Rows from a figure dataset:
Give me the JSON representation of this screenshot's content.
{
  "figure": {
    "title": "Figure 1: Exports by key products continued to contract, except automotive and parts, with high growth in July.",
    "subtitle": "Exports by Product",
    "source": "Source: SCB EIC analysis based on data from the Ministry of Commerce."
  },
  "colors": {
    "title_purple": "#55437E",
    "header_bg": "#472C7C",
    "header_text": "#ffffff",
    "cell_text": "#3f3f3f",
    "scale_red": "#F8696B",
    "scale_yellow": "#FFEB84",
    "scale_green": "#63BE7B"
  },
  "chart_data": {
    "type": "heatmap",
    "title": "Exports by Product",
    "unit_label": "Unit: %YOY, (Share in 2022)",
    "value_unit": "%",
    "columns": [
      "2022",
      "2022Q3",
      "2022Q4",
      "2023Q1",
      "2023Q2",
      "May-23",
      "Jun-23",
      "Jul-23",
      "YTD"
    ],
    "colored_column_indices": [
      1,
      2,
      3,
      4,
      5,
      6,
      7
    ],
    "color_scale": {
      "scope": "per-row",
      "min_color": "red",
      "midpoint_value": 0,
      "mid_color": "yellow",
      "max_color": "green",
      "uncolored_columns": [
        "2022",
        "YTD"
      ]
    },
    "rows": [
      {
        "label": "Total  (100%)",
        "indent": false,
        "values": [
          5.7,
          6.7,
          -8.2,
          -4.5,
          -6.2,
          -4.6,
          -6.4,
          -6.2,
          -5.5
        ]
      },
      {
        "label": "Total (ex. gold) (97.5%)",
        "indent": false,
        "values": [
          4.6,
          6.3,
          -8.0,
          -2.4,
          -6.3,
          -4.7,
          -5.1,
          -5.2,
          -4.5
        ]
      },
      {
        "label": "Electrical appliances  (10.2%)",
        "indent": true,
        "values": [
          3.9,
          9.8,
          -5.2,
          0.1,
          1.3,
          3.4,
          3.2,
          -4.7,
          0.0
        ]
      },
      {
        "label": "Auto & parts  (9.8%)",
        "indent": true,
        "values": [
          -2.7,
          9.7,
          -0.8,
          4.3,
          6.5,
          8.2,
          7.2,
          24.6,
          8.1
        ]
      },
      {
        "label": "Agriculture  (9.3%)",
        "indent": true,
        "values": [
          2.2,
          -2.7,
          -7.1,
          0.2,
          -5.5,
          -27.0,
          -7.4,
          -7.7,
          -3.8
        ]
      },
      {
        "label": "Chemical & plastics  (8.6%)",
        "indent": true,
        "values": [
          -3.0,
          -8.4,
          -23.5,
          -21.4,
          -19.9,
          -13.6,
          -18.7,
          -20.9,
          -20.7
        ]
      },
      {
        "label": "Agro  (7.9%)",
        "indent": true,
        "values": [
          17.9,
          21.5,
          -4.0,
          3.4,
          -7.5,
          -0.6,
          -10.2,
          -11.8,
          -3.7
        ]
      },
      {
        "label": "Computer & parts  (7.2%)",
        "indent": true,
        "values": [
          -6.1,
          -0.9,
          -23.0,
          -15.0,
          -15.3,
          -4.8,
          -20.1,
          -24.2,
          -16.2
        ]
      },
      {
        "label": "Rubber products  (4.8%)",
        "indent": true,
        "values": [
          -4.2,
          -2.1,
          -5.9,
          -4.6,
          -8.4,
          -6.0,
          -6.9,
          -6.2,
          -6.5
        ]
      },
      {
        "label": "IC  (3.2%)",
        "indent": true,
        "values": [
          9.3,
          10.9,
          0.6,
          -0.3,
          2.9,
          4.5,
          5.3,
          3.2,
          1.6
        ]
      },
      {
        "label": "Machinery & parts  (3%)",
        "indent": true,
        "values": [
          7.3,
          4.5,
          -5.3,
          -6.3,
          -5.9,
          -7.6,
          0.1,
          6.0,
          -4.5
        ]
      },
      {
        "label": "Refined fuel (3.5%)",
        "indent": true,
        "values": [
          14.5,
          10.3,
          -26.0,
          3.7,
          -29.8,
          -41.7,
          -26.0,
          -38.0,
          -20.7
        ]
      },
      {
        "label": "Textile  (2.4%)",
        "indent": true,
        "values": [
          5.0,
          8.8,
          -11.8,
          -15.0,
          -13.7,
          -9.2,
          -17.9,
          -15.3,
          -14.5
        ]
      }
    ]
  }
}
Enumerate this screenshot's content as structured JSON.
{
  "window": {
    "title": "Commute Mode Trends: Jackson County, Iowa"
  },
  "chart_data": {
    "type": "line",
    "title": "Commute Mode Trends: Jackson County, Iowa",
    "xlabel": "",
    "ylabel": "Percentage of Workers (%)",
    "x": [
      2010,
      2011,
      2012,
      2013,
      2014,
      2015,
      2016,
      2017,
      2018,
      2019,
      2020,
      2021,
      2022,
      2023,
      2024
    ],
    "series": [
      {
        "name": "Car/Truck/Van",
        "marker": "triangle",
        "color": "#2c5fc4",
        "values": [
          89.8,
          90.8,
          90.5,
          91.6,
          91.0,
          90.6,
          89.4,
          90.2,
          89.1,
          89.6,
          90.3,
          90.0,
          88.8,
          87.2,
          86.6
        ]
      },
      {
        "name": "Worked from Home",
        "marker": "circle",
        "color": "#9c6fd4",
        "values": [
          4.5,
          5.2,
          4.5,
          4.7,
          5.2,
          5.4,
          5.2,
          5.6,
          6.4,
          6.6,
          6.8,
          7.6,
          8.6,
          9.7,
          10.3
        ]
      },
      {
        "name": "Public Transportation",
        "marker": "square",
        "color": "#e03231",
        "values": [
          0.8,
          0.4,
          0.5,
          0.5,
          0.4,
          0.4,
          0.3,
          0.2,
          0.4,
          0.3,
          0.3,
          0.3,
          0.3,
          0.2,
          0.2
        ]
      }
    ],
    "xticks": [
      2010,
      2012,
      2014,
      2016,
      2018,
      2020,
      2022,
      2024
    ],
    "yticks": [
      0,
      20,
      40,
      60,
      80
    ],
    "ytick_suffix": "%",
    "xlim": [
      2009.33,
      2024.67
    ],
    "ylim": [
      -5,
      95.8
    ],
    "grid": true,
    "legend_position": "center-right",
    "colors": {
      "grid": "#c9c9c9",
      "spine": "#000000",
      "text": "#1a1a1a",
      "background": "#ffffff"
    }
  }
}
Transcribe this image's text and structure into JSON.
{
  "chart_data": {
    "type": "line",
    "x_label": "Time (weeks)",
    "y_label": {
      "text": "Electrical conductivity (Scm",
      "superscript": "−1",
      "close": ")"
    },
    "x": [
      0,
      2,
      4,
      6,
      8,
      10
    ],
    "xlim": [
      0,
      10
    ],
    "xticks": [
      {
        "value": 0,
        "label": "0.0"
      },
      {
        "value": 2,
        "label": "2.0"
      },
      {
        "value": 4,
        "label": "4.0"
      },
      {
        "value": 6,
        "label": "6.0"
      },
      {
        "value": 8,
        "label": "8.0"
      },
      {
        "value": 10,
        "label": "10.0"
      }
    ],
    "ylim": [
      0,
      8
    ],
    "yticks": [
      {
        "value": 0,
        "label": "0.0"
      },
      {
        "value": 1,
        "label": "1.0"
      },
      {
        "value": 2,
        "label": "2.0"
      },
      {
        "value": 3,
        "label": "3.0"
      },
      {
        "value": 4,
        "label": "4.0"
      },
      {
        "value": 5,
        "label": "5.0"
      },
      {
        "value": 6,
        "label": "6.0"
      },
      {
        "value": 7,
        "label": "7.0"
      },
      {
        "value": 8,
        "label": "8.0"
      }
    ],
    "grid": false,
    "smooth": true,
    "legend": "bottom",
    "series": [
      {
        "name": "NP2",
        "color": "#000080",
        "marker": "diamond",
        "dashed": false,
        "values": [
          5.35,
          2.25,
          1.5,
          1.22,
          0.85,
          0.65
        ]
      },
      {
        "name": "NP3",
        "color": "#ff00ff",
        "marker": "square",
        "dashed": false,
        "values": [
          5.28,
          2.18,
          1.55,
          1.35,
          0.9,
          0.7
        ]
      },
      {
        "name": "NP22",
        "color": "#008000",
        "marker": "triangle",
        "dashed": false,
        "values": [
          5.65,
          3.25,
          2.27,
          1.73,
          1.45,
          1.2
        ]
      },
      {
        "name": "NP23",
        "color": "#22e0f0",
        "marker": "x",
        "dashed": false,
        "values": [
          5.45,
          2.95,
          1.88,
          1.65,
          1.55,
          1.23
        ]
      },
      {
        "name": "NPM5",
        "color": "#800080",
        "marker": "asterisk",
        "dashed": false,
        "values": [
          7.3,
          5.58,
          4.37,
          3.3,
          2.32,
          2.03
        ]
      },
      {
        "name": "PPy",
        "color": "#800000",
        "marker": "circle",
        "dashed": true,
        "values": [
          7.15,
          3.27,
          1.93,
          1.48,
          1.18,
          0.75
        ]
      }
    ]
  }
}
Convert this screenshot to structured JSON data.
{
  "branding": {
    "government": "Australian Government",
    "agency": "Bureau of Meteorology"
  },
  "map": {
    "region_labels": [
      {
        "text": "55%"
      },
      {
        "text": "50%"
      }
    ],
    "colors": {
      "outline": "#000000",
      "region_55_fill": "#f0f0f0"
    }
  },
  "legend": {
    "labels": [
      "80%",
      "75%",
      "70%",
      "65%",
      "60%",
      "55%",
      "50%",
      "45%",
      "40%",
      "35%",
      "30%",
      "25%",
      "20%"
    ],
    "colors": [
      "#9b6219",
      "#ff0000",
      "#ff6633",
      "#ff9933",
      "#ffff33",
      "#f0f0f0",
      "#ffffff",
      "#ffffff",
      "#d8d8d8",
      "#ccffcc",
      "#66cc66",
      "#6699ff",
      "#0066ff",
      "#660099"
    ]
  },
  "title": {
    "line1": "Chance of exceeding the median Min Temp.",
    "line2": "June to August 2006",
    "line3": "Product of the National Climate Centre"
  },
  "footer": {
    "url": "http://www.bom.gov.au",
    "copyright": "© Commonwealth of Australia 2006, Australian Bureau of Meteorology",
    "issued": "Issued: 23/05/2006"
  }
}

- REQUIREMENTS:
Extract from the material all lines containing the string "Commute".

- RESPONSE TO THIS TASK:
    "title": "Commute Mode Trends: Jackson County, Iowa"
    "title": "Commute Mode Trends: Jackson County, Iowa",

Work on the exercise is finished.